== Brief ==
Copy the listing below in full and skip every picture.

⟨

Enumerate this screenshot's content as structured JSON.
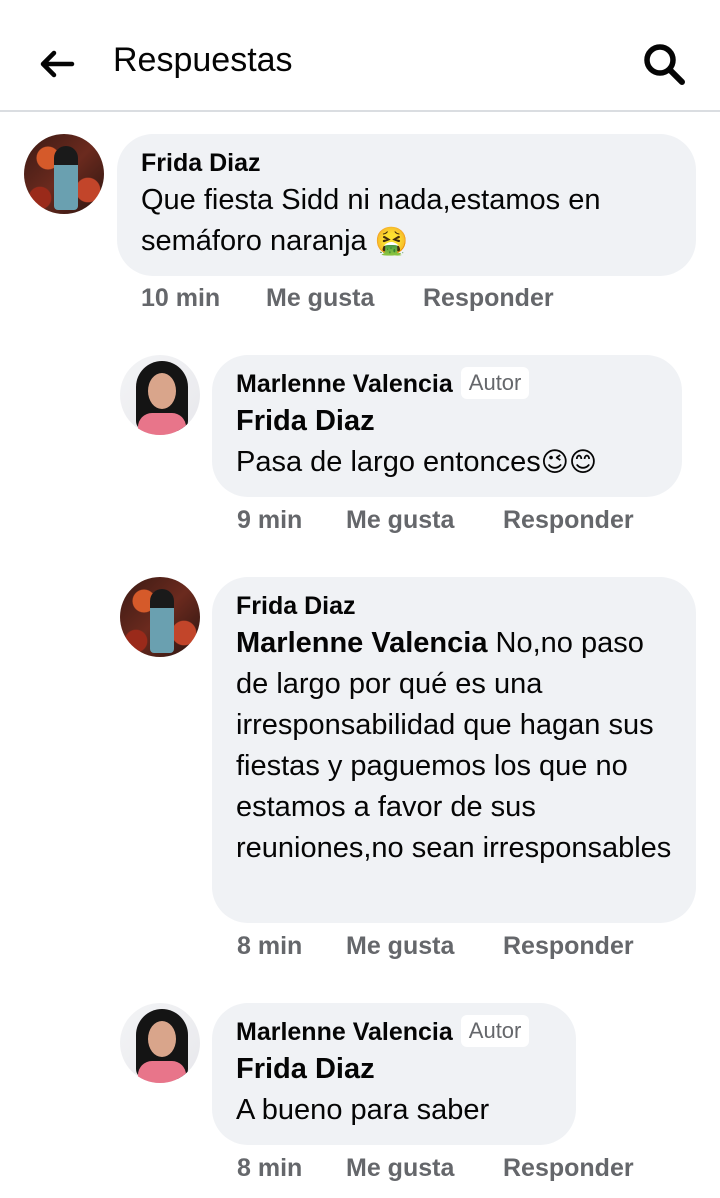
{
  "header": {
    "title": "Respuestas",
    "back_icon": "arrow-left-icon",
    "search_icon": "search-icon"
  },
  "comments": [
    {
      "author": "Frida Diaz",
      "text": "Que fiesta Sidd ni nada,estamos en semáforo naranja",
      "emoji": "🤮",
      "time": "10 min",
      "like": "Me gusta",
      "reply": "Responder"
    },
    {
      "author": "Marlenne Valencia",
      "badge": "Autor",
      "mention": "Frida Diaz",
      "text": "Pasa de largo entonces",
      "emoji": "😉😊",
      "time": "9 min",
      "like": "Me gusta",
      "reply": "Responder"
    },
    {
      "author": "Frida Diaz",
      "mention": "Marlenne Valencia",
      "text": "No,no paso de largo por qué es una irresponsabilidad que hagan sus fiestas y paguemos los que no estamos a favor de sus reuniones,no sean irresponsables",
      "time": "8 min",
      "like": "Me gusta",
      "reply": "Responder"
    },
    {
      "author": "Marlenne Valencia",
      "badge": "Autor",
      "mention": "Frida Diaz",
      "text": "A bueno para saber",
      "time": "8 min",
      "like": "Me gusta",
      "reply": "Responder"
    }
  ]
}
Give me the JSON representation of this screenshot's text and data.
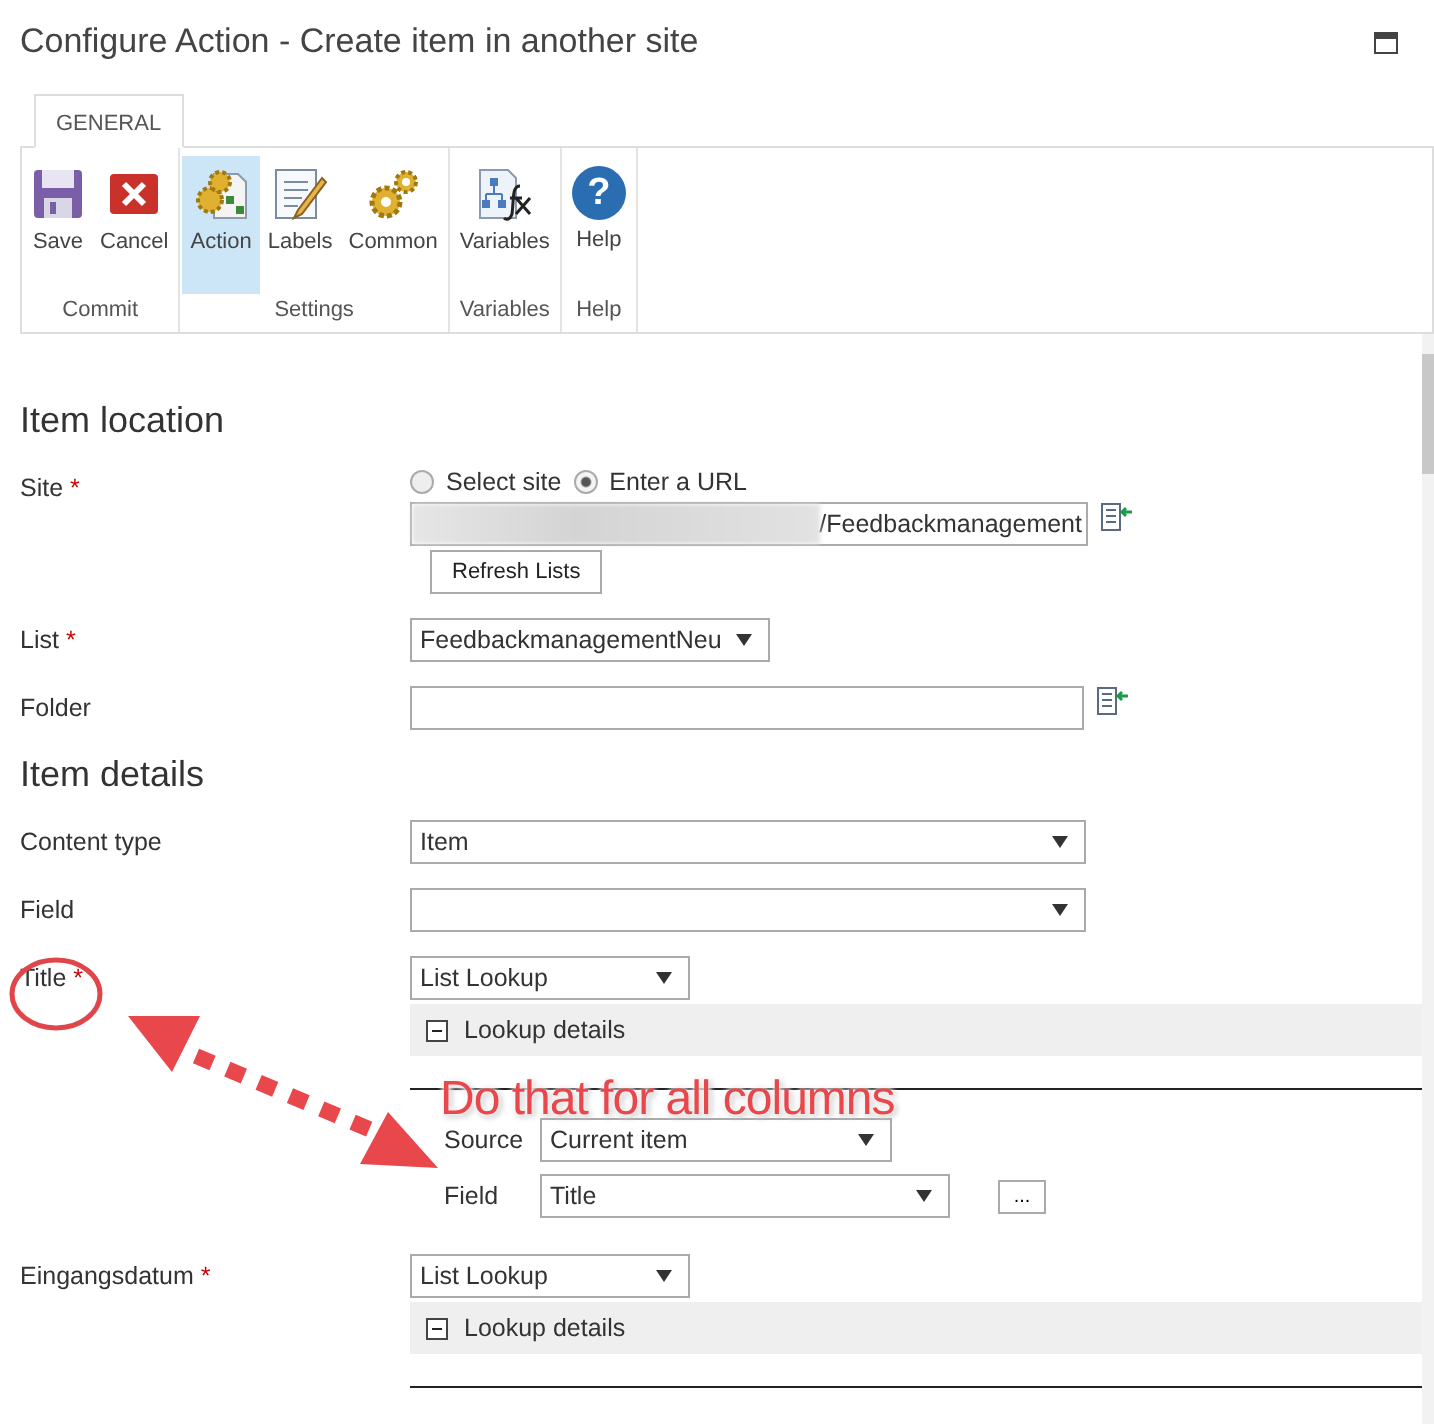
{
  "window": {
    "title": "Configure Action - Create item in another site"
  },
  "ribbon": {
    "tabs": [
      {
        "label": "GENERAL",
        "selected": true
      }
    ],
    "groups": [
      {
        "label": "Commit",
        "buttons": [
          {
            "label": "Save",
            "selected": false
          },
          {
            "label": "Cancel",
            "selected": false
          }
        ]
      },
      {
        "label": "Settings",
        "buttons": [
          {
            "label": "Action",
            "selected": true
          },
          {
            "label": "Labels",
            "selected": false
          },
          {
            "label": "Common",
            "selected": false
          }
        ]
      },
      {
        "label": "Variables",
        "buttons": [
          {
            "label": "Variables",
            "selected": false
          }
        ]
      },
      {
        "label": "Help",
        "buttons": [
          {
            "label": "Help",
            "selected": false,
            "glyph": "?"
          }
        ]
      }
    ]
  },
  "sections": [
    {
      "heading": "Item location",
      "fields": [
        {
          "kind": "site",
          "label": "Site",
          "required_mark": "*",
          "radios": [
            {
              "label": "Select site",
              "selected": false
            },
            {
              "label": "Enter a URL",
              "selected": true
            }
          ],
          "value": "/Feedbackmanagement",
          "button": "Refresh Lists"
        },
        {
          "kind": "dropdown-short",
          "label": "List",
          "required_mark": "*",
          "value": "FeedbackmanagementNeu"
        },
        {
          "kind": "input",
          "label": "Folder"
        }
      ]
    },
    {
      "heading": "Item details",
      "fields": [
        {
          "kind": "dropdown-wide",
          "label": "Content type",
          "value": "Item"
        },
        {
          "kind": "dropdown-wide",
          "label": "Field"
        },
        {
          "kind": "lookup",
          "label": "Title",
          "required_mark": "*",
          "value": "List Lookup",
          "details": "Lookup details",
          "expanded": true,
          "rows": [
            {
              "label": "Source",
              "value": "Current item"
            },
            {
              "label": "Field",
              "value": "Title",
              "more_label": "..."
            }
          ]
        },
        {
          "kind": "lookup",
          "label": "Eingangsdatum",
          "required_mark": "*",
          "value": "List Lookup",
          "details": "Lookup details",
          "expanded": true
        }
      ]
    }
  ],
  "annotation": {
    "text": "Do that for all columns"
  }
}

⟩

== Written reply ==
Enumerate this screenshot's content as structured JSON.
{
  "header": {
    "title": "Respuestas",
    "back_icon": "arrow-left-icon",
    "search_icon": "search-icon"
  },
  "comments": [
    {
      "author": "Frida Diaz",
      "text": "Que fiesta Sidd ni nada,estamos en semáforo naranja",
      "emoji": "🤮",
      "time": "10 min",
      "like": "Me gusta",
      "reply": "Responder"
    },
    {
      "author": "Marlenne Valencia",
      "badge": "Autor",
      "mention": "Frida Diaz",
      "text": "Pasa de largo entonces",
      "emoji": "😉😊",
      "time": "9 min",
      "like": "Me gusta",
      "reply": "Responder"
    },
    {
      "author": "Frida Diaz",
      "mention": "Marlenne Valencia",
      "text": "No,no paso de largo por qué es una irresponsabilidad que hagan sus fiestas y paguemos los que no estamos a favor de sus reuniones,no sean irresponsables",
      "time": "8 min",
      "like": "Me gusta",
      "reply": "Responder"
    },
    {
      "author": "Marlenne Valencia",
      "badge": "Autor",
      "mention": "Frida Diaz",
      "text": "A bueno para saber",
      "time": "8 min",
      "like": "Me gusta",
      "reply": "Responder"
    }
  ]
}
Give me the JSON representation of this screenshot's text and data.
{
  "window": {
    "title": "Configure Action - Create item in another site"
  },
  "ribbon": {
    "tabs": [
      {
        "label": "GENERAL",
        "selected": true
      }
    ],
    "groups": [
      {
        "label": "Commit",
        "buttons": [
          {
            "label": "Save",
            "selected": false
          },
          {
            "label": "Cancel",
            "selected": false
          }
        ]
      },
      {
        "label": "Settings",
        "buttons": [
          {
            "label": "Action",
            "selected": true
          },
          {
            "label": "Labels",
            "selected": false
          },
          {
            "label": "Common",
            "selected": false
          }
        ]
      },
      {
        "label": "Variables",
        "buttons": [
          {
            "label": "Variables",
            "selected": false
          }
        ]
      },
      {
        "label": "Help",
        "buttons": [
          {
            "label": "Help",
            "selected": false,
            "glyph": "?"
          }
        ]
      }
    ]
  },
  "sections": [
    {
      "heading": "Item location",
      "fields": [
        {
          "kind": "site",
          "label": "Site",
          "required_mark": "*",
          "radios": [
            {
              "label": "Select site",
              "selected": false
            },
            {
              "label": "Enter a URL",
              "selected": true
            }
          ],
          "value": "/Feedbackmanagement",
          "button": "Refresh Lists"
        },
        {
          "kind": "dropdown-short",
          "label": "List",
          "required_mark": "*",
          "value": "FeedbackmanagementNeu"
        },
        {
          "kind": "input",
          "label": "Folder"
        }
      ]
    },
    {
      "heading": "Item details",
      "fields": [
        {
          "kind": "dropdown-wide",
          "label": "Content type",
          "value": "Item"
        },
        {
          "kind": "dropdown-wide",
          "label": "Field"
        },
        {
          "kind": "lookup",
          "label": "Title",
          "required_mark": "*",
          "value": "List Lookup",
          "details": "Lookup details",
          "expanded": true,
          "rows": [
            {
              "label": "Source",
              "value": "Current item"
            },
            {
              "label": "Field",
              "value": "Title",
              "more_label": "..."
            }
          ]
        },
        {
          "kind": "lookup",
          "label": "Eingangsdatum",
          "required_mark": "*",
          "value": "List Lookup",
          "details": "Lookup details",
          "expanded": true
        }
      ]
    }
  ],
  "annotation": {
    "text": "Do that for all columns"
  }
}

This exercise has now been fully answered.